EXERCISE TASK -> Beginning with the line in which "What's the underlying" appears, transcribe each line word for word until the records end. Do not include pictures.
↓
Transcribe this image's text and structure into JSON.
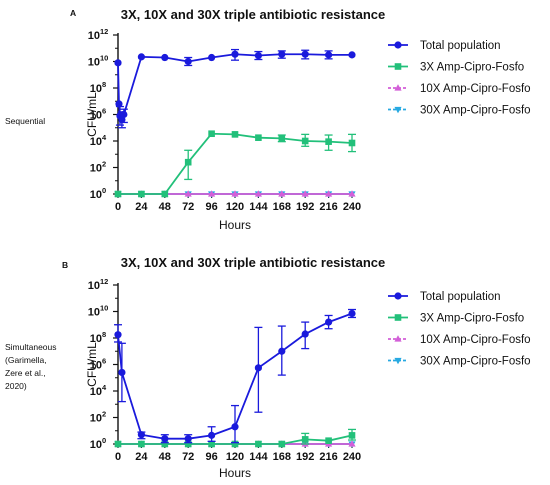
{
  "chart_data": [
    {
      "panel": "A",
      "type": "line",
      "side_label": [
        "Sequential"
      ],
      "title": "3X, 10X and 30X triple antibiotic resistance",
      "xlabel": "Hours",
      "ylabel": "CFU/mL",
      "xlim": [
        0,
        240
      ],
      "x_ticks": [
        0,
        24,
        48,
        72,
        96,
        120,
        144,
        168,
        192,
        216,
        240
      ],
      "y_scale": "log",
      "ylim_log10": [
        0,
        12
      ],
      "y_ticks_log10": [
        0,
        2,
        4,
        6,
        8,
        10,
        12
      ],
      "y_tick_base": "10",
      "series": [
        {
          "name": "Total population",
          "marker": "circle",
          "color": "#1a1adc",
          "points": [
            {
              "x": 0,
              "log10": 9.9
            },
            {
              "x": 1,
              "log10": 6.8
            },
            {
              "x": 2,
              "log10": 5.9,
              "err_lo": 5.2,
              "err_hi": 6.6
            },
            {
              "x": 4,
              "log10": 5.6,
              "err_lo": 5.0,
              "err_hi": 6.2
            },
            {
              "x": 6,
              "log10": 6.0,
              "err_lo": 5.4,
              "err_hi": 6.4
            },
            {
              "x": 24,
              "log10": 10.35
            },
            {
              "x": 48,
              "log10": 10.3
            },
            {
              "x": 72,
              "log10": 10.0,
              "err_lo": 9.7,
              "err_hi": 10.3
            },
            {
              "x": 96,
              "log10": 10.3
            },
            {
              "x": 120,
              "log10": 10.55,
              "err_lo": 10.1,
              "err_hi": 10.9
            },
            {
              "x": 144,
              "log10": 10.45,
              "err_lo": 10.15,
              "err_hi": 10.75
            },
            {
              "x": 168,
              "log10": 10.55,
              "err_lo": 10.25,
              "err_hi": 10.8
            },
            {
              "x": 192,
              "log10": 10.55,
              "err_lo": 10.2,
              "err_hi": 10.85
            },
            {
              "x": 216,
              "log10": 10.5,
              "err_lo": 10.2,
              "err_hi": 10.8
            },
            {
              "x": 240,
              "log10": 10.5
            }
          ]
        },
        {
          "name": "3X Amp-Cipro-Fosfo",
          "marker": "square",
          "color": "#22c07a",
          "points": [
            {
              "x": 0,
              "log10": 0
            },
            {
              "x": 24,
              "log10": 0
            },
            {
              "x": 48,
              "log10": 0
            },
            {
              "x": 72,
              "log10": 2.4,
              "err_lo": 1.1,
              "err_hi": 3.3
            },
            {
              "x": 96,
              "log10": 4.55
            },
            {
              "x": 120,
              "log10": 4.5
            },
            {
              "x": 144,
              "log10": 4.25
            },
            {
              "x": 168,
              "log10": 4.2,
              "err_lo": 3.95,
              "err_hi": 4.45
            },
            {
              "x": 192,
              "log10": 4.0,
              "err_lo": 3.6,
              "err_hi": 4.5
            },
            {
              "x": 216,
              "log10": 3.95,
              "err_lo": 3.3,
              "err_hi": 4.45
            },
            {
              "x": 240,
              "log10": 3.85,
              "err_lo": 3.2,
              "err_hi": 4.5
            }
          ]
        },
        {
          "name": "10X Amp-Cipro-Fosfo",
          "marker": "triangle-up",
          "color": "#d35fd8",
          "points": [
            {
              "x": 0,
              "log10": 0
            },
            {
              "x": 24,
              "log10": 0
            },
            {
              "x": 48,
              "log10": 0
            },
            {
              "x": 72,
              "log10": 0
            },
            {
              "x": 96,
              "log10": 0
            },
            {
              "x": 120,
              "log10": 0
            },
            {
              "x": 144,
              "log10": 0
            },
            {
              "x": 168,
              "log10": 0
            },
            {
              "x": 192,
              "log10": 0
            },
            {
              "x": 216,
              "log10": 0
            },
            {
              "x": 240,
              "log10": 0
            }
          ]
        },
        {
          "name": "30X Amp-Cipro-Fosfo",
          "marker": "triangle-down",
          "color": "#27a9e1",
          "points": [
            {
              "x": 0,
              "log10": 0
            },
            {
              "x": 24,
              "log10": 0
            },
            {
              "x": 48,
              "log10": 0
            },
            {
              "x": 72,
              "log10": 0
            },
            {
              "x": 96,
              "log10": 0
            },
            {
              "x": 120,
              "log10": 0
            },
            {
              "x": 144,
              "log10": 0
            },
            {
              "x": 168,
              "log10": 0
            },
            {
              "x": 192,
              "log10": 0
            },
            {
              "x": 216,
              "log10": 0
            },
            {
              "x": 240,
              "log10": 0
            }
          ]
        }
      ]
    },
    {
      "panel": "B",
      "type": "line",
      "side_label": [
        "Simultaneous",
        "(Garimella,",
        "Zere et al.,",
        "2020)"
      ],
      "title": "3X, 10X and 30X triple antibiotic resistance",
      "xlabel": "Hours",
      "ylabel": "CFU/mL",
      "xlim": [
        0,
        240
      ],
      "x_ticks": [
        0,
        24,
        48,
        72,
        96,
        120,
        144,
        168,
        192,
        216,
        240
      ],
      "y_scale": "log",
      "ylim_log10": [
        0,
        12
      ],
      "y_ticks_log10": [
        0,
        2,
        4,
        6,
        8,
        10,
        12
      ],
      "y_tick_base": "10",
      "series": [
        {
          "name": "Total population",
          "marker": "circle",
          "color": "#1a1adc",
          "points": [
            {
              "x": 0,
              "log10": 8.25,
              "err_lo": 7.7,
              "err_hi": 9.0
            },
            {
              "x": 4,
              "log10": 5.4,
              "err_lo": 3.2,
              "err_hi": 7.6
            },
            {
              "x": 24,
              "log10": 0.7,
              "err_lo": 0.4,
              "err_hi": 0.9
            },
            {
              "x": 48,
              "log10": 0.4,
              "err_lo": 0.1,
              "err_hi": 0.7
            },
            {
              "x": 72,
              "log10": 0.4,
              "err_lo": 0.1,
              "err_hi": 0.7
            },
            {
              "x": 96,
              "log10": 0.65,
              "err_lo": 0.2,
              "err_hi": 1.3
            },
            {
              "x": 120,
              "log10": 1.3,
              "err_lo": 0.1,
              "err_hi": 2.9
            },
            {
              "x": 144,
              "log10": 5.75,
              "err_lo": 2.4,
              "err_hi": 8.8
            },
            {
              "x": 168,
              "log10": 7.0,
              "err_lo": 5.2,
              "err_hi": 8.9
            },
            {
              "x": 192,
              "log10": 8.3,
              "err_lo": 7.2,
              "err_hi": 9.2
            },
            {
              "x": 216,
              "log10": 9.2,
              "err_lo": 8.7,
              "err_hi": 9.7
            },
            {
              "x": 240,
              "log10": 9.85,
              "err_lo": 9.55,
              "err_hi": 10.15
            }
          ]
        },
        {
          "name": "3X Amp-Cipro-Fosfo",
          "marker": "square",
          "color": "#22c07a",
          "points": [
            {
              "x": 0,
              "log10": 0
            },
            {
              "x": 24,
              "log10": 0
            },
            {
              "x": 48,
              "log10": 0
            },
            {
              "x": 72,
              "log10": 0
            },
            {
              "x": 96,
              "log10": 0
            },
            {
              "x": 120,
              "log10": 0
            },
            {
              "x": 144,
              "log10": 0
            },
            {
              "x": 168,
              "log10": 0
            },
            {
              "x": 192,
              "log10": 0.35,
              "err_lo": 0.0,
              "err_hi": 0.8
            },
            {
              "x": 216,
              "log10": 0.25
            },
            {
              "x": 240,
              "log10": 0.65,
              "err_lo": 0.3,
              "err_hi": 1.1
            }
          ]
        },
        {
          "name": "10X Amp-Cipro-Fosfo",
          "marker": "triangle-up",
          "color": "#d35fd8",
          "points": [
            {
              "x": 0,
              "log10": 0
            },
            {
              "x": 24,
              "log10": 0
            },
            {
              "x": 48,
              "log10": 0
            },
            {
              "x": 72,
              "log10": 0
            },
            {
              "x": 96,
              "log10": 0
            },
            {
              "x": 120,
              "log10": 0
            },
            {
              "x": 144,
              "log10": 0
            },
            {
              "x": 168,
              "log10": 0
            },
            {
              "x": 192,
              "log10": 0
            },
            {
              "x": 216,
              "log10": 0
            },
            {
              "x": 240,
              "log10": 0
            }
          ]
        },
        {
          "name": "30X Amp-Cipro-Fosfo",
          "marker": "triangle-down",
          "color": "#27a9e1",
          "points": [
            {
              "x": 0,
              "log10": 0
            },
            {
              "x": 24,
              "log10": 0
            },
            {
              "x": 48,
              "log10": 0
            },
            {
              "x": 72,
              "log10": 0
            },
            {
              "x": 96,
              "log10": 0
            },
            {
              "x": 120,
              "log10": 0
            },
            {
              "x": 144,
              "log10": 0
            },
            {
              "x": 168,
              "log10": 0
            },
            {
              "x": 192,
              "log10": 0
            },
            {
              "x": 216,
              "log10": 0
            },
            {
              "x": 240,
              "log10": 0
            }
          ]
        }
      ]
    }
  ]
}
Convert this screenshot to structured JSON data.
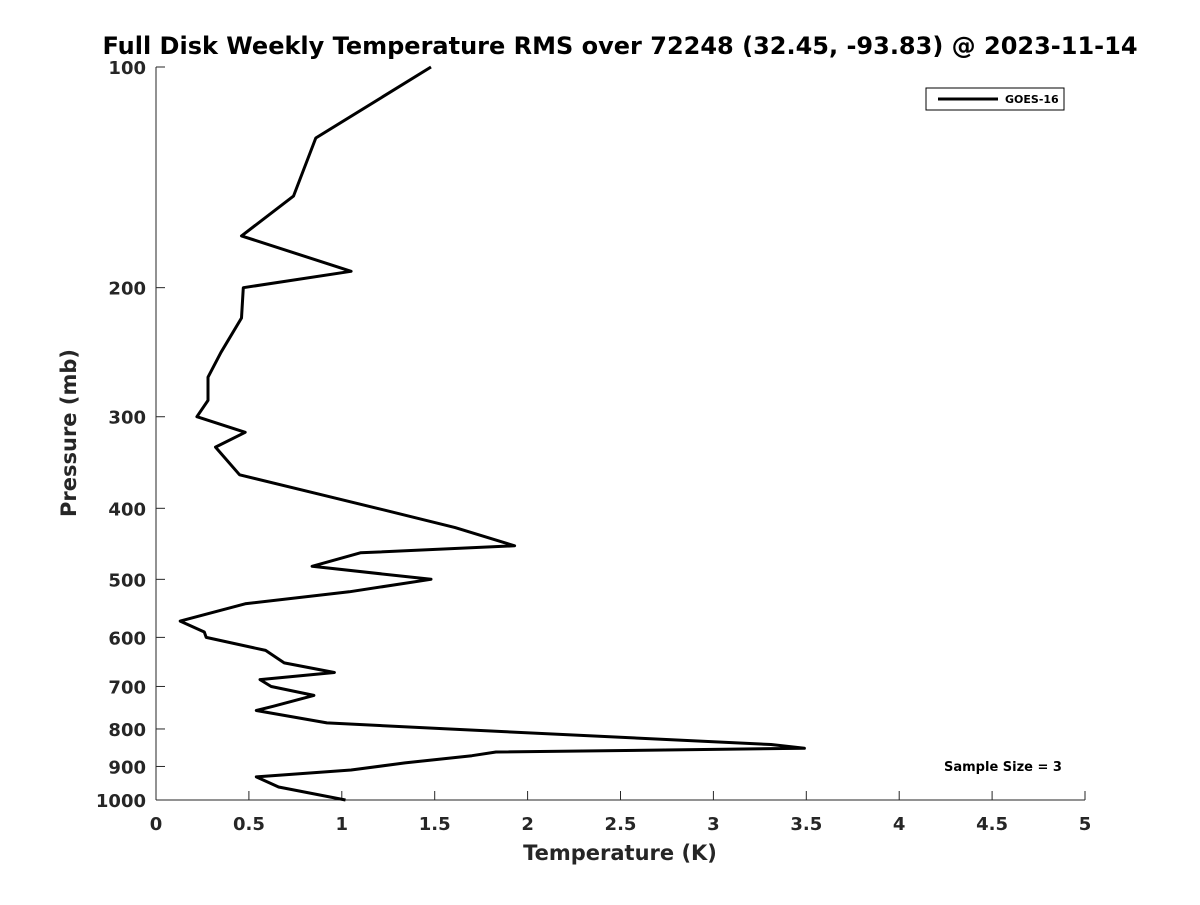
{
  "chart_data": {
    "type": "line",
    "title": "Full Disk Weekly Temperature RMS over 72248 (32.45, -93.83) @ 2023-11-14",
    "xlabel": "Temperature (K)",
    "ylabel": "Pressure (mb)",
    "xlim": [
      0,
      5
    ],
    "ylim": [
      1000,
      100
    ],
    "y_scale": "log",
    "y_reversed": true,
    "x_ticks": [
      "0",
      "0.5",
      "1",
      "1.5",
      "2",
      "2.5",
      "3",
      "3.5",
      "4",
      "4.5",
      "5"
    ],
    "y_ticks": [
      "100",
      "200",
      "300",
      "400",
      "500",
      "600",
      "700",
      "800",
      "900",
      "1000"
    ],
    "grid": false,
    "legend_position": "top-right",
    "color": "#000000",
    "series": [
      {
        "name": "GOES-16",
        "x": [
          1.48,
          0.86,
          0.74,
          0.46,
          1.05,
          0.47,
          0.46,
          0.35,
          0.28,
          0.28,
          0.22,
          0.48,
          0.32,
          0.45,
          0.92,
          1.19,
          1.61,
          1.93,
          1.1,
          0.84,
          1.48,
          1.04,
          0.48,
          0.13,
          0.26,
          0.27,
          0.59,
          0.69,
          0.96,
          0.56,
          0.62,
          0.85,
          0.63,
          0.54,
          0.92,
          1.58,
          3.31,
          3.49,
          1.83,
          1.7,
          1.34,
          1.05,
          0.54,
          0.66,
          1.02
        ],
        "y": [
          100,
          125,
          150,
          170,
          190,
          200,
          220,
          245,
          265,
          285,
          300,
          315,
          330,
          360,
          385,
          400,
          425,
          450,
          460,
          480,
          500,
          520,
          540,
          570,
          590,
          600,
          625,
          650,
          670,
          685,
          700,
          720,
          745,
          755,
          785,
          800,
          840,
          850,
          860,
          870,
          890,
          910,
          930,
          960,
          1000
        ]
      }
    ],
    "annotations": [
      "Sample Size = 3"
    ]
  }
}
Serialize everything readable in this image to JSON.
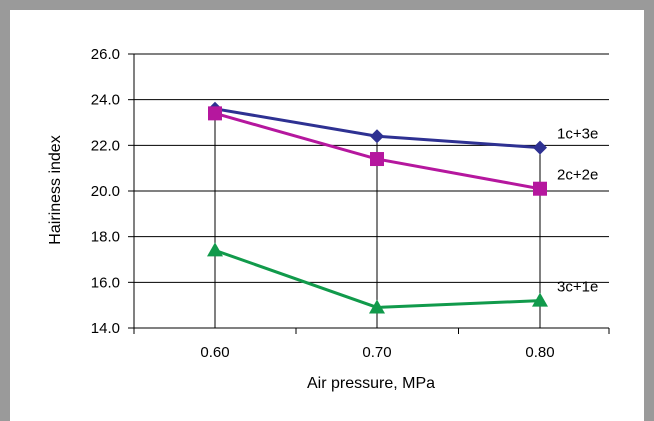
{
  "chart_data": {
    "type": "line",
    "categories": [
      "0.60",
      "0.70",
      "0.80"
    ],
    "x": [
      0.6,
      0.7,
      0.8
    ],
    "series": [
      {
        "name": "1c+3e",
        "values": [
          23.6,
          22.4,
          21.9
        ],
        "color": "#2e3192",
        "marker": "diamond"
      },
      {
        "name": "2c+2e",
        "values": [
          23.4,
          21.4,
          20.1
        ],
        "color": "#b5179e",
        "marker": "square"
      },
      {
        "name": "3c+1e",
        "values": [
          17.4,
          14.9,
          15.2
        ],
        "color": "#119a4b",
        "marker": "triangle"
      }
    ],
    "xlabel": "Air pressure, MPa",
    "ylabel": "Hairiness index",
    "ylim": [
      14.0,
      26.0
    ],
    "yticks": [
      "14.0",
      "16.0",
      "18.0",
      "20.0",
      "22.0",
      "24.0",
      "26.0"
    ],
    "grid": "horizontal",
    "legend": "labels at line ends"
  }
}
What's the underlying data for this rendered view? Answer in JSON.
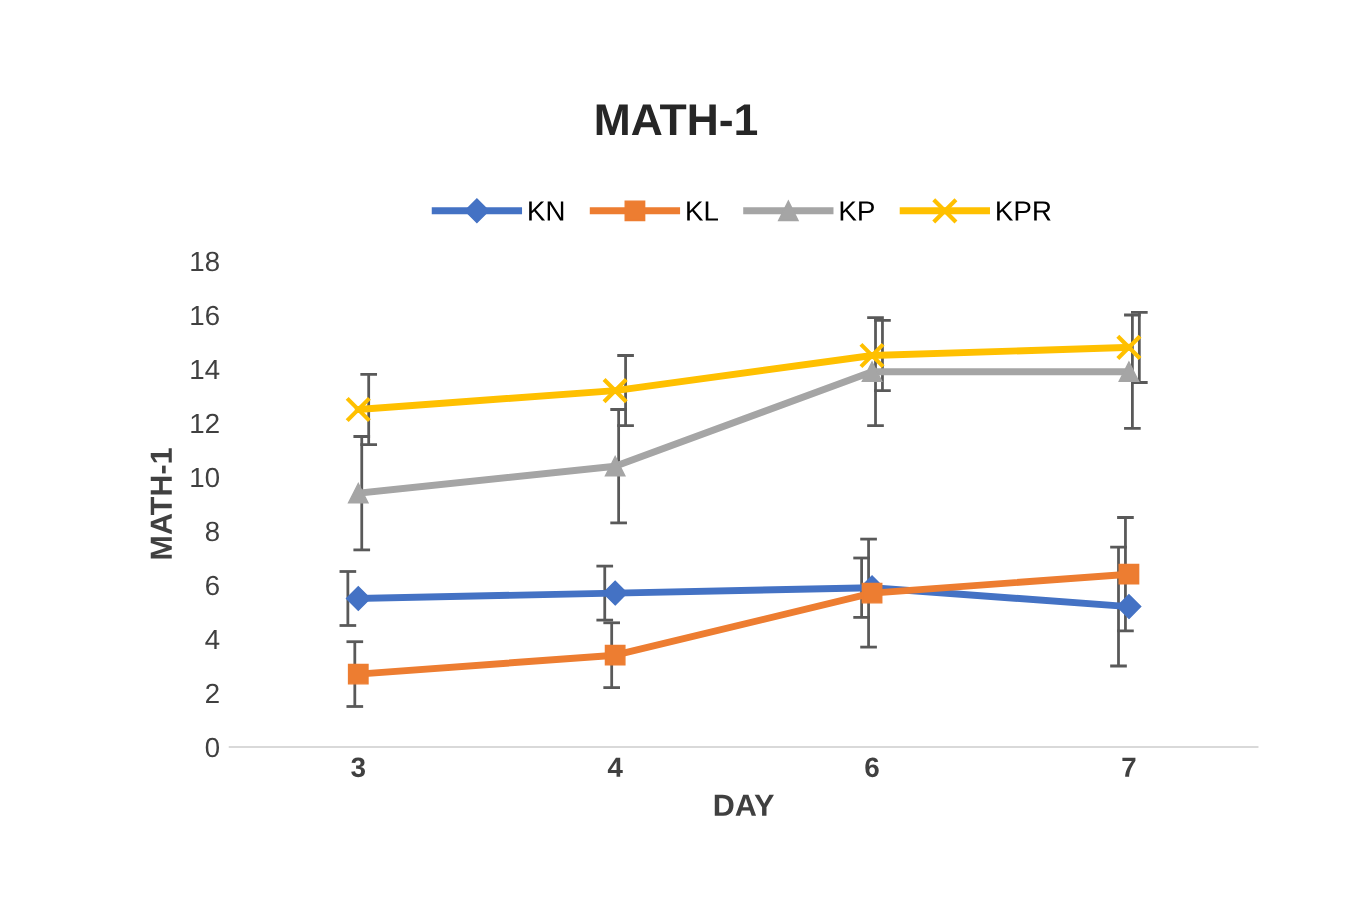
{
  "chart_data": {
    "type": "line",
    "title": "MATH-1",
    "xlabel": "DAY",
    "ylabel": "MATH-1",
    "categories": [
      "3",
      "4",
      "6",
      "7"
    ],
    "series": [
      {
        "name": "KN",
        "color": "#4472c4",
        "marker": "diamond",
        "values": [
          5.5,
          5.7,
          5.9,
          5.2
        ],
        "errors": [
          1.0,
          1.0,
          1.1,
          2.2
        ]
      },
      {
        "name": "KL",
        "color": "#ed7d31",
        "marker": "square",
        "values": [
          2.7,
          3.4,
          5.7,
          6.4
        ],
        "errors": [
          1.2,
          1.2,
          2.0,
          2.1
        ]
      },
      {
        "name": "KP",
        "color": "#a5a5a5",
        "marker": "triangle",
        "values": [
          9.4,
          10.4,
          13.9,
          13.9
        ],
        "errors": [
          2.1,
          2.1,
          2.0,
          2.1
        ]
      },
      {
        "name": "KPR",
        "color": "#ffc000",
        "marker": "cross",
        "values": [
          12.5,
          13.2,
          14.5,
          14.8
        ],
        "errors": [
          1.3,
          1.3,
          1.3,
          1.3
        ]
      }
    ],
    "ylim": [
      0,
      18
    ],
    "yticks": [
      0,
      2,
      4,
      6,
      8,
      10,
      12,
      14,
      16,
      18
    ],
    "grid": false,
    "legend": "top"
  }
}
↑
THE ANSWER ->
What's the underlying data for this rendered view? Answer in JSON.
{
  "chart_data": {
    "type": "line",
    "title": "MATH-1",
    "xlabel": "DAY",
    "ylabel": "MATH-1",
    "categories": [
      "3",
      "4",
      "6",
      "7"
    ],
    "series": [
      {
        "name": "KN",
        "color": "#4472c4",
        "marker": "diamond",
        "values": [
          5.5,
          5.7,
          5.9,
          5.2
        ],
        "errors": [
          1.0,
          1.0,
          1.1,
          2.2
        ]
      },
      {
        "name": "KL",
        "color": "#ed7d31",
        "marker": "square",
        "values": [
          2.7,
          3.4,
          5.7,
          6.4
        ],
        "errors": [
          1.2,
          1.2,
          2.0,
          2.1
        ]
      },
      {
        "name": "KP",
        "color": "#a5a5a5",
        "marker": "triangle",
        "values": [
          9.4,
          10.4,
          13.9,
          13.9
        ],
        "errors": [
          2.1,
          2.1,
          2.0,
          2.1
        ]
      },
      {
        "name": "KPR",
        "color": "#ffc000",
        "marker": "cross",
        "values": [
          12.5,
          13.2,
          14.5,
          14.8
        ],
        "errors": [
          1.3,
          1.3,
          1.3,
          1.3
        ]
      }
    ],
    "ylim": [
      0,
      18
    ],
    "yticks": [
      0,
      2,
      4,
      6,
      8,
      10,
      12,
      14,
      16,
      18
    ],
    "grid": false,
    "legend": "top"
  }
}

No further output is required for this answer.